:: DATA FOR THIS EXERCISE
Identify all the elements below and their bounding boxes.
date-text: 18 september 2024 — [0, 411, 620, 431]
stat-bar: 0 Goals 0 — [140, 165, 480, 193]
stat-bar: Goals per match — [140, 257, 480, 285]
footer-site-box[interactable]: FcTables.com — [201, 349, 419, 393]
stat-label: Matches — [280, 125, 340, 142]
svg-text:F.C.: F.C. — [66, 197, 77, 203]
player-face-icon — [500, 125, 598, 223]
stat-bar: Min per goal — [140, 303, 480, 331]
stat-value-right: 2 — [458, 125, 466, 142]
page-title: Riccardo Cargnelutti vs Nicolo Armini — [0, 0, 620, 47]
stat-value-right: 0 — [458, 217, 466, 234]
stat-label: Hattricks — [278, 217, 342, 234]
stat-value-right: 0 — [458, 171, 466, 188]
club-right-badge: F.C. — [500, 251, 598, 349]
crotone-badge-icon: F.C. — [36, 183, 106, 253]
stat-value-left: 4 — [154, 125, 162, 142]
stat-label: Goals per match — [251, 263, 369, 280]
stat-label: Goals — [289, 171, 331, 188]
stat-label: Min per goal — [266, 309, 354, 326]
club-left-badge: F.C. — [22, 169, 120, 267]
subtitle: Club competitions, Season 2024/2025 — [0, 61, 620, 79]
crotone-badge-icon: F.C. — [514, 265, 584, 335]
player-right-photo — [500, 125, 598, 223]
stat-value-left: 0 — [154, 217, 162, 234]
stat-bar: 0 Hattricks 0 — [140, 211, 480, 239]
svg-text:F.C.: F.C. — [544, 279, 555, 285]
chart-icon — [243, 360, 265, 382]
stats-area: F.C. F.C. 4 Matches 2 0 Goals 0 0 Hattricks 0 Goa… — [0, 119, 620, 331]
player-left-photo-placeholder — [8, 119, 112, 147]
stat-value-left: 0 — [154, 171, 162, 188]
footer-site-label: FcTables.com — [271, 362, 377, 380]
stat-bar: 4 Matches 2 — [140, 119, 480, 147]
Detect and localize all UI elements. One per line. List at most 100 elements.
::::
:: DATA FOR THIS EXERCISE
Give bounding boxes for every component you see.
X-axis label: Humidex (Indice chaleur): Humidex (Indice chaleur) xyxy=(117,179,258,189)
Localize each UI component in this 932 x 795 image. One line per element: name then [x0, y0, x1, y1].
::::
Arrange everything from the line containing "Identify all the" down to the line containing "svg-text:F.C.: F.C. — [66, 197, 77, 203]" as a two-column CSV with the headers request and answer. Give one row per entry, with its text and its answer each in a single quoted field and line breaks replaced by spaces.

request,answer
"Identify all the elements below and their bounding boxes.","date-text: 18 september 2024 — [0, 411, 620, 431] stat-bar: 0 Goals 0 — [140, 165, 480, 193] stat-bar: Goals per match — [140, 257, 480, 285] footer-site-box[interactable]: FcTables.com — [201, 349, 419, 393] stat-label: Matches — [280, 125, 340, 142] svg-text:F.C.: F.C. — [66, 197, 77, 203]"